[Collected data]
---------------

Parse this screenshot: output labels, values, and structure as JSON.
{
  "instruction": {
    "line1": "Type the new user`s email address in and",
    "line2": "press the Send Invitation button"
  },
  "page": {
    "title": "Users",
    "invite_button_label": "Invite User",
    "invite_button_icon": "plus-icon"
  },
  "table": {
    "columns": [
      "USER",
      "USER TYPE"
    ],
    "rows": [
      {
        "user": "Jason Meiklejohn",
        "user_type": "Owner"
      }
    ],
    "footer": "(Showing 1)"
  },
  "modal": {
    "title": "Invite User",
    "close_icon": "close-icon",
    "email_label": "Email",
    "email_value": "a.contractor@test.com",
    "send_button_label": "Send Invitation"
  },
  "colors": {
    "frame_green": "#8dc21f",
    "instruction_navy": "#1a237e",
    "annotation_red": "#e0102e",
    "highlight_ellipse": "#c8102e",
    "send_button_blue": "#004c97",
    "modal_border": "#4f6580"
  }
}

---------------

What needs to be done |
Tell how many lines hold the string "icon", giving the number and nothing else.

Final result |
2